Task to carry out – Determine the number of lines holding the word "sunset"; answer with that number only.

— BEGIN Data for this task —

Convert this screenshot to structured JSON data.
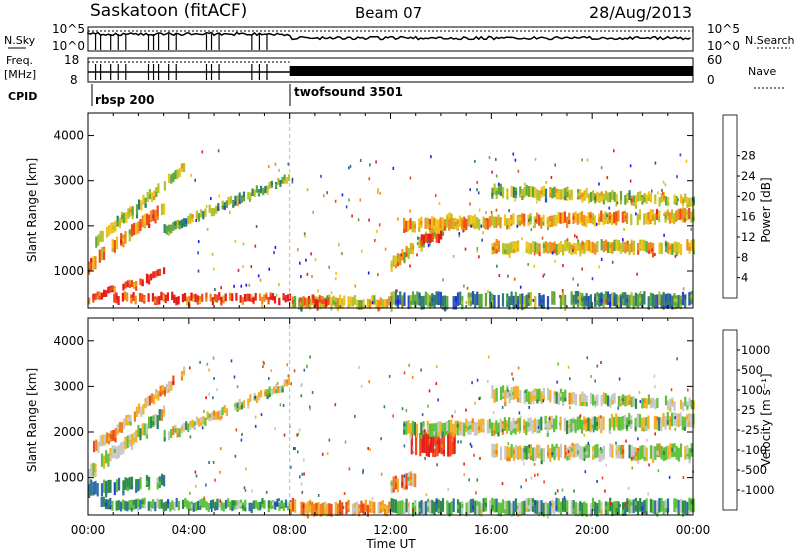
{
  "header": {
    "station": "Saskatoon (fitACF)",
    "beam": "Beam 07",
    "date": "28/Aug/2013"
  },
  "aux": {
    "nsky_label": "N.Sky",
    "nsearch_label": "N.Search",
    "freq_label": "Freq.",
    "freq_unit": "[MHz]",
    "nave_label": "Nave",
    "cpid_label": "CPID",
    "nsky_ticks": [
      "10^5",
      "10^0"
    ],
    "nsearch_ticks": [
      "10^5",
      "10^0"
    ],
    "freq_ticks": [
      "18",
      "8"
    ],
    "nave_ticks": [
      "60",
      "0"
    ],
    "cpid_segments": [
      {
        "name": "rbsp 200",
        "start_hour": 0,
        "end_hour": 8
      },
      {
        "name": "twofsound 3501",
        "start_hour": 8,
        "end_hour": 24
      }
    ]
  },
  "chart_data": [
    {
      "type": "heatmap",
      "name_key": "power",
      "x_range": [
        0,
        24
      ],
      "ylim": [
        180,
        4500
      ],
      "ylabel": "Slant Range [km]",
      "yticks": [
        "1000",
        "2000",
        "3000",
        "4000"
      ],
      "colorbar": {
        "label": "Power [dB]",
        "ticks": [
          "4",
          "8",
          "12",
          "16",
          "20",
          "24",
          "28"
        ],
        "colors": [
          "#1a1aff",
          "#2a4dbf",
          "#2e7d6e",
          "#5fa83c",
          "#b6c22b",
          "#f0c21d",
          "#f08a1b",
          "#ee4a1a",
          "#e61c1c"
        ]
      },
      "bands": [
        {
          "t": [
            0.2,
            3.8
          ],
          "r0": [
            1500,
            3200
          ],
          "r1": [
            1750,
            3400
          ],
          "v": 0.45
        },
        {
          "t": [
            0.0,
            3.0
          ],
          "r0": [
            950,
            2300
          ],
          "r1": [
            1250,
            2550
          ],
          "v": 0.7
        },
        {
          "t": [
            0.0,
            3.0
          ],
          "r0": [
            300,
            900
          ],
          "r1": [
            450,
            1050
          ],
          "v": 0.85
        },
        {
          "t": [
            3.0,
            8.0
          ],
          "r0": [
            1800,
            3000
          ],
          "r1": [
            2000,
            3150
          ],
          "v": 0.4
        },
        {
          "t": [
            1.0,
            8.0
          ],
          "r0": [
            300,
            300
          ],
          "r1": [
            500,
            460
          ],
          "v": 0.9
        },
        {
          "t": [
            8.0,
            12.0
          ],
          "r0": [
            200,
            200
          ],
          "r1": [
            450,
            400
          ],
          "v": 0.55
        },
        {
          "t": [
            8.3,
            9.5
          ],
          "r0": [
            250,
            250
          ],
          "r1": [
            420,
            420
          ],
          "v": 0.95
        },
        {
          "t": [
            12.0,
            14.5
          ],
          "r0": [
            1000,
            2100
          ],
          "r1": [
            1250,
            2350
          ],
          "v": 0.6
        },
        {
          "t": [
            13.2,
            14.0
          ],
          "r0": [
            1650,
            1650
          ],
          "r1": [
            1850,
            1850
          ],
          "v": 0.95
        },
        {
          "t": [
            12.5,
            24.0
          ],
          "r0": [
            1900,
            2100
          ],
          "r1": [
            2150,
            2350
          ],
          "v": 0.65
        },
        {
          "t": [
            16.0,
            24.0
          ],
          "r0": [
            1400,
            1400
          ],
          "r1": [
            1650,
            1650
          ],
          "v": 0.6
        },
        {
          "t": [
            16.0,
            24.0
          ],
          "r0": [
            2650,
            2450
          ],
          "r1": [
            2900,
            2650
          ],
          "v": 0.5
        },
        {
          "t": [
            12.0,
            24.0
          ],
          "r0": [
            200,
            200
          ],
          "r1": [
            500,
            500
          ],
          "v": 0.3
        }
      ]
    },
    {
      "type": "heatmap",
      "name_key": "velocity",
      "x_range": [
        0,
        24
      ],
      "ylim": [
        180,
        4500
      ],
      "ylabel": "Slant Range [km]",
      "yticks": [
        "1000",
        "2000",
        "3000",
        "4000"
      ],
      "colorbar": {
        "label": "Velocity [m s⁻¹]",
        "ticks": [
          "1000",
          "500",
          "100",
          "25",
          "-25",
          "-100",
          "-500",
          "-1000"
        ],
        "colors": [
          "#2046c8",
          "#2e6fa8",
          "#2f8a4a",
          "#5ec23a",
          "#c8c8c8",
          "#f2b12b",
          "#f0821c",
          "#ee4a1a",
          "#e61c1c"
        ]
      },
      "bands": [
        {
          "t": [
            0.2,
            3.8
          ],
          "r0": [
            1500,
            3200
          ],
          "r1": [
            1750,
            3400
          ],
          "v": 0.65
        },
        {
          "t": [
            0.0,
            3.0
          ],
          "r0": [
            950,
            2300
          ],
          "r1": [
            1250,
            2550
          ],
          "v": 0.5
        },
        {
          "t": [
            0.0,
            3.0
          ],
          "r0": [
            600,
            800
          ],
          "r1": [
            900,
            1050
          ],
          "v": 0.25
        },
        {
          "t": [
            3.0,
            8.0
          ],
          "r0": [
            1800,
            3000
          ],
          "r1": [
            2000,
            3150
          ],
          "v": 0.5
        },
        {
          "t": [
            0.5,
            8.0
          ],
          "r0": [
            300,
            300
          ],
          "r1": [
            520,
            480
          ],
          "v": 0.3
        },
        {
          "t": [
            8.0,
            12.0
          ],
          "r0": [
            200,
            200
          ],
          "r1": [
            500,
            450
          ],
          "v": 0.7
        },
        {
          "t": [
            12.0,
            13.0
          ],
          "r0": [
            700,
            800
          ],
          "r1": [
            1000,
            1100
          ],
          "v": 0.65
        },
        {
          "t": [
            12.8,
            14.6
          ],
          "r0": [
            1500,
            1500
          ],
          "r1": [
            2000,
            2050
          ],
          "v": 0.92
        },
        {
          "t": [
            12.5,
            24.0
          ],
          "r0": [
            1900,
            2100
          ],
          "r1": [
            2200,
            2400
          ],
          "v": 0.5
        },
        {
          "t": [
            16.0,
            24.0
          ],
          "r0": [
            1400,
            1400
          ],
          "r1": [
            1700,
            1700
          ],
          "v": 0.5
        },
        {
          "t": [
            16.0,
            24.0
          ],
          "r0": [
            2700,
            2500
          ],
          "r1": [
            3000,
            2700
          ],
          "v": 0.5
        },
        {
          "t": [
            12.0,
            24.0
          ],
          "r0": [
            200,
            200
          ],
          "r1": [
            500,
            500
          ],
          "v": 0.35
        }
      ]
    }
  ],
  "xaxis": {
    "ticks": [
      "00:00",
      "04:00",
      "08:00",
      "12:00",
      "16:00",
      "20:00",
      "00:00"
    ],
    "label": "Time UT"
  }
}
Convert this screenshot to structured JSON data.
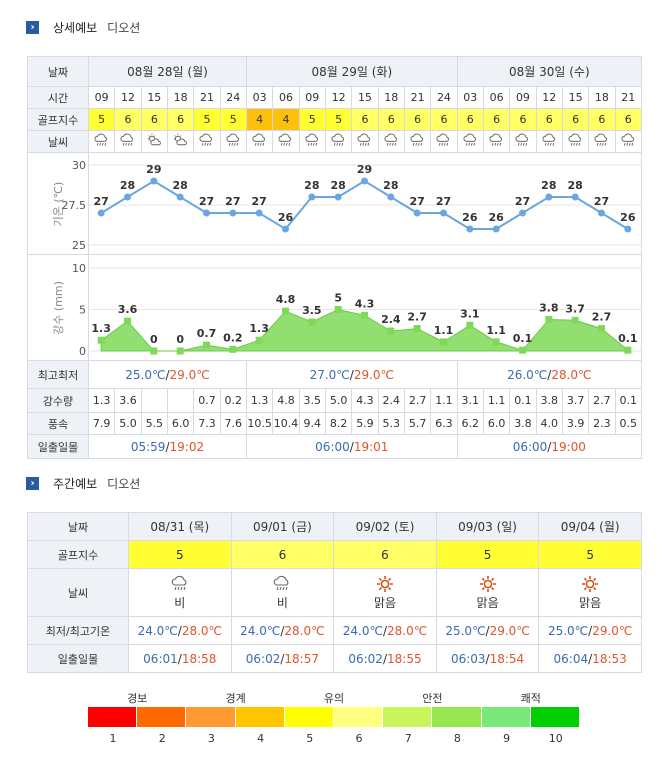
{
  "detail_section": {
    "icon": "arrow-icon",
    "title": "상세예보",
    "location": "디오션"
  },
  "weekly_section": {
    "icon": "arrow-icon",
    "title": "주간예보",
    "location": "디오션"
  },
  "detail": {
    "row_labels": {
      "date": "날짜",
      "time": "시간",
      "golf": "골프지수",
      "weather": "날씨",
      "temp": "기온 (℃)",
      "rain": "강수 (mm)",
      "minmax": "최고최저",
      "precip": "강수량",
      "wind": "풍속",
      "sun": "일출일몰"
    },
    "days": [
      {
        "date": "08월 28일 (월)",
        "min": "25.0℃",
        "sep": "/",
        "max": "29.0℃",
        "sunrise": "05:59",
        "sunset": "19:02"
      },
      {
        "date": "08월 29일 (화)",
        "min": "27.0℃",
        "sep": "/",
        "max": "29.0℃",
        "sunrise": "06:00",
        "sunset": "19:01"
      },
      {
        "date": "08월 30일 (수)",
        "min": "26.0℃",
        "sep": "/",
        "max": "28.0℃",
        "sunrise": "06:00",
        "sunset": "19:00"
      }
    ],
    "times": [
      "09",
      "12",
      "15",
      "18",
      "21",
      "24",
      "03",
      "06",
      "09",
      "12",
      "15",
      "18",
      "21",
      "24",
      "03",
      "06",
      "09",
      "12",
      "15",
      "18",
      "21"
    ],
    "golf": [
      "5",
      "6",
      "6",
      "6",
      "5",
      "5",
      "4",
      "4",
      "5",
      "5",
      "6",
      "6",
      "6",
      "6",
      "6",
      "6",
      "6",
      "6",
      "6",
      "6",
      "6"
    ],
    "weather_icons": [
      "rain-cloud-icon",
      "rain-cloud-icon",
      "partly-cloudy-icon",
      "partly-cloudy-icon",
      "rain-cloud-icon",
      "rain-cloud-icon",
      "rain-cloud-icon",
      "rain-cloud-icon",
      "rain-cloud-icon",
      "rain-cloud-icon",
      "rain-cloud-icon",
      "rain-cloud-icon",
      "rain-cloud-icon",
      "rain-cloud-icon",
      "rain-cloud-icon",
      "rain-cloud-icon",
      "rain-cloud-icon",
      "rain-cloud-icon",
      "rain-cloud-icon",
      "rain-cloud-icon",
      "rain-cloud-icon"
    ],
    "precip": [
      "1.3",
      "3.6",
      "",
      "",
      "0.7",
      "0.2",
      "1.3",
      "4.8",
      "3.5",
      "5.0",
      "4.3",
      "2.4",
      "2.7",
      "1.1",
      "3.1",
      "1.1",
      "0.1",
      "3.8",
      "3.7",
      "2.7",
      "0.1"
    ],
    "wind": [
      "7.9",
      "5.0",
      "5.5",
      "6.0",
      "7.3",
      "7.6",
      "10.5",
      "10.4",
      "9.4",
      "8.2",
      "5.9",
      "5.3",
      "5.7",
      "6.3",
      "6.2",
      "6.0",
      "3.8",
      "4.0",
      "3.9",
      "2.3",
      "0.5"
    ]
  },
  "chart_data": [
    {
      "type": "line",
      "ylabel": "기온 (℃)",
      "yticks": [
        "30",
        "27.5",
        "25"
      ],
      "ylim": [
        25,
        30
      ],
      "x": [
        "09",
        "12",
        "15",
        "18",
        "21",
        "24",
        "03",
        "06",
        "09",
        "12",
        "15",
        "18",
        "21",
        "24",
        "03",
        "06",
        "09",
        "12",
        "15",
        "18",
        "21"
      ],
      "values": [
        27,
        28,
        29,
        28,
        27,
        27,
        27,
        26,
        28,
        28,
        29,
        28,
        27,
        27,
        26,
        26,
        27,
        28,
        28,
        27,
        26
      ],
      "labels": [
        "27",
        "28",
        "29",
        "28",
        "27",
        "27",
        "27",
        "26",
        "28",
        "28",
        "29",
        "28",
        "27",
        "27",
        "26",
        "26",
        "27",
        "28",
        "28",
        "27",
        "26"
      ],
      "color": "#6aa6e0",
      "grid": true
    },
    {
      "type": "area",
      "ylabel": "강수 (mm)",
      "yticks": [
        "10",
        "5",
        "0"
      ],
      "ylim": [
        0,
        10
      ],
      "x": [
        "09",
        "12",
        "15",
        "18",
        "21",
        "24",
        "03",
        "06",
        "09",
        "12",
        "15",
        "18",
        "21",
        "24",
        "03",
        "06",
        "09",
        "12",
        "15",
        "18",
        "21"
      ],
      "values": [
        1.3,
        3.6,
        0,
        0,
        0.7,
        0.2,
        1.3,
        4.8,
        3.5,
        5,
        4.3,
        2.4,
        2.7,
        1.1,
        3.1,
        1.1,
        0.1,
        3.8,
        3.7,
        2.7,
        0.1
      ],
      "labels": [
        "1.3",
        "3.6",
        "0",
        "0",
        "0.7",
        "0.2",
        "1.3",
        "4.8",
        "3.5",
        "5",
        "4.3",
        "2.4",
        "2.7",
        "1.1",
        "3.1",
        "1.1",
        "0.1",
        "3.8",
        "3.7",
        "2.7",
        "0.1"
      ],
      "color": "#7ed957",
      "grid": true
    }
  ],
  "weekly": {
    "row_labels": {
      "date": "날짜",
      "golf": "골프지수",
      "weather": "날씨",
      "temp": "최저/최고기온",
      "sun": "일출일몰"
    },
    "days": [
      {
        "date": "08/31 (목)",
        "golf": "5",
        "icon": "rain-cloud-icon",
        "weather": "비",
        "min": "24.0℃",
        "sep": "/",
        "max": "28.0℃",
        "sunrise": "06:01",
        "sunset": "18:58"
      },
      {
        "date": "09/01 (금)",
        "golf": "6",
        "icon": "rain-cloud-icon",
        "weather": "비",
        "min": "24.0℃",
        "sep": "/",
        "max": "28.0℃",
        "sunrise": "06:02",
        "sunset": "18:57"
      },
      {
        "date": "09/02 (토)",
        "golf": "6",
        "icon": "sun-icon",
        "weather": "맑음",
        "min": "24.0℃",
        "sep": "/",
        "max": "28.0℃",
        "sunrise": "06:02",
        "sunset": "18:55"
      },
      {
        "date": "09/03 (일)",
        "golf": "5",
        "icon": "sun-icon",
        "weather": "맑음",
        "min": "25.0℃",
        "sep": "/",
        "max": "29.0℃",
        "sunrise": "06:03",
        "sunset": "18:54"
      },
      {
        "date": "09/04 (월)",
        "golf": "5",
        "icon": "sun-icon",
        "weather": "맑음",
        "min": "25.0℃",
        "sep": "/",
        "max": "29.0℃",
        "sunrise": "06:04",
        "sunset": "18:53"
      }
    ]
  },
  "scale": {
    "labels": [
      {
        "text": "경보",
        "index": 2
      },
      {
        "text": "경계",
        "index": 4
      },
      {
        "text": "유의",
        "index": 6
      },
      {
        "text": "안전",
        "index": 8
      },
      {
        "text": "쾌적",
        "index": 10
      }
    ],
    "numbers": [
      "1",
      "2",
      "3",
      "4",
      "5",
      "6",
      "7",
      "8",
      "9",
      "10"
    ],
    "colors": [
      "#ff0000",
      "#ff6a00",
      "#ff9b30",
      "#ffc400",
      "#ffff00",
      "#ffff80",
      "#c8f55a",
      "#96e650",
      "#78e878",
      "#00d000"
    ]
  }
}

— END Data for this task —

Exercise output – 8